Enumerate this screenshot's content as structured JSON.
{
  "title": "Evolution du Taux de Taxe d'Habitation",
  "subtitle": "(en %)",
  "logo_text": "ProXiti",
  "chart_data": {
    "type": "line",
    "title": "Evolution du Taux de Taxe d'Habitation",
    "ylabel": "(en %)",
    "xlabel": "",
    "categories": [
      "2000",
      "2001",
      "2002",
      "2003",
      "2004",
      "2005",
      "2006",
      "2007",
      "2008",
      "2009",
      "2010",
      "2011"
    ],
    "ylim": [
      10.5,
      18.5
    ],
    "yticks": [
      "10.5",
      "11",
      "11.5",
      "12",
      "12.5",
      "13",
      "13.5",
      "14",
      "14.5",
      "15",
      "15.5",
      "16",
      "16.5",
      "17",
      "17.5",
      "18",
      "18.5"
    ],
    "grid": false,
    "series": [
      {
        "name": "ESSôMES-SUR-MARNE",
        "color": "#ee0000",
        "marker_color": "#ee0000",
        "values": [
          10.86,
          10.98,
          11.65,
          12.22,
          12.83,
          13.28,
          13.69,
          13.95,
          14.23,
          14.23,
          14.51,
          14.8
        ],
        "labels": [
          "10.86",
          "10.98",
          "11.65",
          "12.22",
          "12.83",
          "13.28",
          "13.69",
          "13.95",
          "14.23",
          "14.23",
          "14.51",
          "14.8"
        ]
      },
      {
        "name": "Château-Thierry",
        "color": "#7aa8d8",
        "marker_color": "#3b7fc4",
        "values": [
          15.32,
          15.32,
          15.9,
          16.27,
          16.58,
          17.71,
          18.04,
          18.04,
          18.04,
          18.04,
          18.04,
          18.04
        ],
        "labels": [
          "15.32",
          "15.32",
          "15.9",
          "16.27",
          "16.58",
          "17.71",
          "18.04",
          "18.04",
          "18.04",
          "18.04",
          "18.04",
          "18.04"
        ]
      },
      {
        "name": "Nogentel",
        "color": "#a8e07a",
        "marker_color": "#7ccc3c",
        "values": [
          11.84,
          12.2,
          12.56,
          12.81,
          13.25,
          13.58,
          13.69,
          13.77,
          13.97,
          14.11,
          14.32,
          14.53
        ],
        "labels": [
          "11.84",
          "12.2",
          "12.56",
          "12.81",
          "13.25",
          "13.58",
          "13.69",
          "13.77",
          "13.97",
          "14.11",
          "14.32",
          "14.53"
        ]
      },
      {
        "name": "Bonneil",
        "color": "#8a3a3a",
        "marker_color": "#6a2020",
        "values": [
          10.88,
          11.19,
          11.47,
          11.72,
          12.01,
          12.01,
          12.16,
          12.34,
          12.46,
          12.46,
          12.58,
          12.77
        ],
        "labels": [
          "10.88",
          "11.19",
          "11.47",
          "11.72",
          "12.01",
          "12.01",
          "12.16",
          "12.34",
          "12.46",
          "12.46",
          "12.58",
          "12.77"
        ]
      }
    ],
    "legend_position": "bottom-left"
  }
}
──────
## TO DO
Go through the listing and copy all of it exactly.

## THE SOLUTION
Enumerate this screenshot's content as structured JSON.
{
  "title": "Evolution du Taux de Taxe d'Habitation",
  "subtitle": "(en %)",
  "logo_text": "ProXiti",
  "chart_data": {
    "type": "line",
    "title": "Evolution du Taux de Taxe d'Habitation",
    "ylabel": "(en %)",
    "xlabel": "",
    "categories": [
      "2000",
      "2001",
      "2002",
      "2003",
      "2004",
      "2005",
      "2006",
      "2007",
      "2008",
      "2009",
      "2010",
      "2011"
    ],
    "ylim": [
      10.5,
      18.5
    ],
    "yticks": [
      "10.5",
      "11",
      "11.5",
      "12",
      "12.5",
      "13",
      "13.5",
      "14",
      "14.5",
      "15",
      "15.5",
      "16",
      "16.5",
      "17",
      "17.5",
      "18",
      "18.5"
    ],
    "grid": false,
    "series": [
      {
        "name": "ESSôMES-SUR-MARNE",
        "color": "#ee0000",
        "marker_color": "#ee0000",
        "values": [
          10.86,
          10.98,
          11.65,
          12.22,
          12.83,
          13.28,
          13.69,
          13.95,
          14.23,
          14.23,
          14.51,
          14.8
        ],
        "labels": [
          "10.86",
          "10.98",
          "11.65",
          "12.22",
          "12.83",
          "13.28",
          "13.69",
          "13.95",
          "14.23",
          "14.23",
          "14.51",
          "14.8"
        ]
      },
      {
        "name": "Château-Thierry",
        "color": "#7aa8d8",
        "marker_color": "#3b7fc4",
        "values": [
          15.32,
          15.32,
          15.9,
          16.27,
          16.58,
          17.71,
          18.04,
          18.04,
          18.04,
          18.04,
          18.04,
          18.04
        ],
        "labels": [
          "15.32",
          "15.32",
          "15.9",
          "16.27",
          "16.58",
          "17.71",
          "18.04",
          "18.04",
          "18.04",
          "18.04",
          "18.04",
          "18.04"
        ]
      },
      {
        "name": "Nogentel",
        "color": "#a8e07a",
        "marker_color": "#7ccc3c",
        "values": [
          11.84,
          12.2,
          12.56,
          12.81,
          13.25,
          13.58,
          13.69,
          13.77,
          13.97,
          14.11,
          14.32,
          14.53
        ],
        "labels": [
          "11.84",
          "12.2",
          "12.56",
          "12.81",
          "13.25",
          "13.58",
          "13.69",
          "13.77",
          "13.97",
          "14.11",
          "14.32",
          "14.53"
        ]
      },
      {
        "name": "Bonneil",
        "color": "#8a3a3a",
        "marker_color": "#6a2020",
        "values": [
          10.88,
          11.19,
          11.47,
          11.72,
          12.01,
          12.01,
          12.16,
          12.34,
          12.46,
          12.46,
          12.58,
          12.77
        ],
        "labels": [
          "10.88",
          "11.19",
          "11.47",
          "11.72",
          "12.01",
          "12.01",
          "12.16",
          "12.34",
          "12.46",
          "12.46",
          "12.58",
          "12.77"
        ]
      }
    ],
    "legend_position": "bottom-left"
  }
}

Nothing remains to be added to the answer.